-- begin --
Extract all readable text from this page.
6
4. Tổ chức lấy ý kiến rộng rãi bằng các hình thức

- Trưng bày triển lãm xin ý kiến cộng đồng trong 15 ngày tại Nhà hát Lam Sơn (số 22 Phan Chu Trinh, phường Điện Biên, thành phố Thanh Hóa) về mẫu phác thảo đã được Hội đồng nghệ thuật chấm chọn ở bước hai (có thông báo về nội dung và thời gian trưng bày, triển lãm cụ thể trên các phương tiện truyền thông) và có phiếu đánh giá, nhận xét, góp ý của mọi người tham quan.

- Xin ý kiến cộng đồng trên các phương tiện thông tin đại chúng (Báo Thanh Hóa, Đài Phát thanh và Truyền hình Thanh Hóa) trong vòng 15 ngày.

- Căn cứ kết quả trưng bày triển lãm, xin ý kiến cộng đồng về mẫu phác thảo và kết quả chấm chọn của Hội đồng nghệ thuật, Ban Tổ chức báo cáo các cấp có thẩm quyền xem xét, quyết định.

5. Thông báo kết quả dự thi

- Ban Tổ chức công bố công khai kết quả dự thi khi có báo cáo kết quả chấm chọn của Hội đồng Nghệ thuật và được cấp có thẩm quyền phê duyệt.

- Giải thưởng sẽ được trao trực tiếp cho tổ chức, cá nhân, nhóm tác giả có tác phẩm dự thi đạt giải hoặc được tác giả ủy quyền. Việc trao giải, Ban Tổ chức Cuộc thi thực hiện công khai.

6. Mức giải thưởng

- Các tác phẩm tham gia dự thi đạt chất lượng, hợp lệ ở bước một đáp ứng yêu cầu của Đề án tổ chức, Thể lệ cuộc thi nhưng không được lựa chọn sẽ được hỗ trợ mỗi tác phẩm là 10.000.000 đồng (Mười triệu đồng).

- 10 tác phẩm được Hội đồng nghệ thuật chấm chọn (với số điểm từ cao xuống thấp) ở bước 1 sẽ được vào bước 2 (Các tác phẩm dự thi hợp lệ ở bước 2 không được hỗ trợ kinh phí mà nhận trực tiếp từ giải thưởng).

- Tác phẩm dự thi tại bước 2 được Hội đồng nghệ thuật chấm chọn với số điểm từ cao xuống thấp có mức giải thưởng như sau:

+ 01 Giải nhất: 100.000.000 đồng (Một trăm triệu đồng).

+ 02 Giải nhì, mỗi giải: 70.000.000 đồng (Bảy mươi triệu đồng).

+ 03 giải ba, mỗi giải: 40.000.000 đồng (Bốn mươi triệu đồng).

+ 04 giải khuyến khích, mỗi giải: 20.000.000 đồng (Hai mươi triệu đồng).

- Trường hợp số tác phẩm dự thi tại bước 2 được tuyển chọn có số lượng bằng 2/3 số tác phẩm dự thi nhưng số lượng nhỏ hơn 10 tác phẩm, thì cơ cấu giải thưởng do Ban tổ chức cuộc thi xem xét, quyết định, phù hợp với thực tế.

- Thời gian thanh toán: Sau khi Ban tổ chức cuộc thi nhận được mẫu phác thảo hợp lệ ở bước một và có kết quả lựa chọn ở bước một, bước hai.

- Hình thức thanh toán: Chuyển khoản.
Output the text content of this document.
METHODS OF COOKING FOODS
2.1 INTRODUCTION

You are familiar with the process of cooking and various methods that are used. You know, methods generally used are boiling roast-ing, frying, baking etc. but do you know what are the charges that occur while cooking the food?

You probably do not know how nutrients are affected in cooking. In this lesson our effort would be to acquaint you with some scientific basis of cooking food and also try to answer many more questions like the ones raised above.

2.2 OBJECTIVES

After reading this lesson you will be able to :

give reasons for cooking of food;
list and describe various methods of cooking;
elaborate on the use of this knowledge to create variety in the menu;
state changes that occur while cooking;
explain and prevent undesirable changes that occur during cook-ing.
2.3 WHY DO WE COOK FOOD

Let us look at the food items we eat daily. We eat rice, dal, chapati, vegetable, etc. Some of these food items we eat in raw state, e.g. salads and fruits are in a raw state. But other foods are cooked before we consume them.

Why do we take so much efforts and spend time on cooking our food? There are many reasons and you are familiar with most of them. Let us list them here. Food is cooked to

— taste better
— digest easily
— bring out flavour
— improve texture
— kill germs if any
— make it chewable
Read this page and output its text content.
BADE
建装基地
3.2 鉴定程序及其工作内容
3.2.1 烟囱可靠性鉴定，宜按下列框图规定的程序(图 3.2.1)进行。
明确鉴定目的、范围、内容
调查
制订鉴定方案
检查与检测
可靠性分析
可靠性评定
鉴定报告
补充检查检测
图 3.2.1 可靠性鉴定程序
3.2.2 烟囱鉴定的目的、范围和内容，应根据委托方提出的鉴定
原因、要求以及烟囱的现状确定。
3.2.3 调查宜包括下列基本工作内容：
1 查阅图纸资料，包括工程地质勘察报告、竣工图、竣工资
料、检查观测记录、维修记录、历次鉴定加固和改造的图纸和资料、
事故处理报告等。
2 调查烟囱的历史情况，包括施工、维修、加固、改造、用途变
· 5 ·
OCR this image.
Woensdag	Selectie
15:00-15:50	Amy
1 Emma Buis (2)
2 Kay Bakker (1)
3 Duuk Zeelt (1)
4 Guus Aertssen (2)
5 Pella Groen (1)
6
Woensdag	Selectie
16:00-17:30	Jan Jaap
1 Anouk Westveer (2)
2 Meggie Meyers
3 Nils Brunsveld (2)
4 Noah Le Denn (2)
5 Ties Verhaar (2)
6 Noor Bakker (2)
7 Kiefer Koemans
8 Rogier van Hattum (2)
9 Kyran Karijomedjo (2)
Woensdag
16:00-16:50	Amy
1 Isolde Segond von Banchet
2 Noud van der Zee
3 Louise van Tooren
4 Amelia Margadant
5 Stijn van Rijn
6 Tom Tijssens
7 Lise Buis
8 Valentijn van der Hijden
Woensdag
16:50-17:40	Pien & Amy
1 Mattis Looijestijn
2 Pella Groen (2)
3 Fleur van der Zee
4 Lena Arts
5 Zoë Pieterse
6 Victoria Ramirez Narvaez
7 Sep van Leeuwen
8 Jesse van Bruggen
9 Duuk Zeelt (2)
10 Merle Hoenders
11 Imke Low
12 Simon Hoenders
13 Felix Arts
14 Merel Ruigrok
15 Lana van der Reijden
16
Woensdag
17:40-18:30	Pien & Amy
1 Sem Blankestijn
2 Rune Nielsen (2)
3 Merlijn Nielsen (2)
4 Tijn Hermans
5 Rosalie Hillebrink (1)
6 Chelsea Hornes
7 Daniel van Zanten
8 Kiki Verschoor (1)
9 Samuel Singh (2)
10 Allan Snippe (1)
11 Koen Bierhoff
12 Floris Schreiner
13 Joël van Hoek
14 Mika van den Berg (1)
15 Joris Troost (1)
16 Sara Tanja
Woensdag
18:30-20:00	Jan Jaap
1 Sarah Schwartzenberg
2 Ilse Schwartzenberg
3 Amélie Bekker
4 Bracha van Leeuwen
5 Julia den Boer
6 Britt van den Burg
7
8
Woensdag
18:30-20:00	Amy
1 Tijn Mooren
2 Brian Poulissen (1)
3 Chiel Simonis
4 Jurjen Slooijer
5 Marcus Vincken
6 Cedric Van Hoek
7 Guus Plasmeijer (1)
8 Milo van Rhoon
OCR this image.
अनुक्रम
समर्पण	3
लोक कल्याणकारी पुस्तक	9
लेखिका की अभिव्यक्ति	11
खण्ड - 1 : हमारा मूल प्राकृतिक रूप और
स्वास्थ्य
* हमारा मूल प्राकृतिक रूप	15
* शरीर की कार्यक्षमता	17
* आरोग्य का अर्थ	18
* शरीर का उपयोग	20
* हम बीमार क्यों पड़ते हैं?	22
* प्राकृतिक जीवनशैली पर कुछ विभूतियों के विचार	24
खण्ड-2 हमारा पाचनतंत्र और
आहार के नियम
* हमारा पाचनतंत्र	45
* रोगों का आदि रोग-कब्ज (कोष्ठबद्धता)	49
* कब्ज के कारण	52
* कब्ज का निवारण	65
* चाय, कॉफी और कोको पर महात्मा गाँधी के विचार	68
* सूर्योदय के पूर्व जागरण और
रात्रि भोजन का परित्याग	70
-- end --
— The task —
Note how many lines in the listing above hold the string "triệu", then give only that figure.

— Answer —
5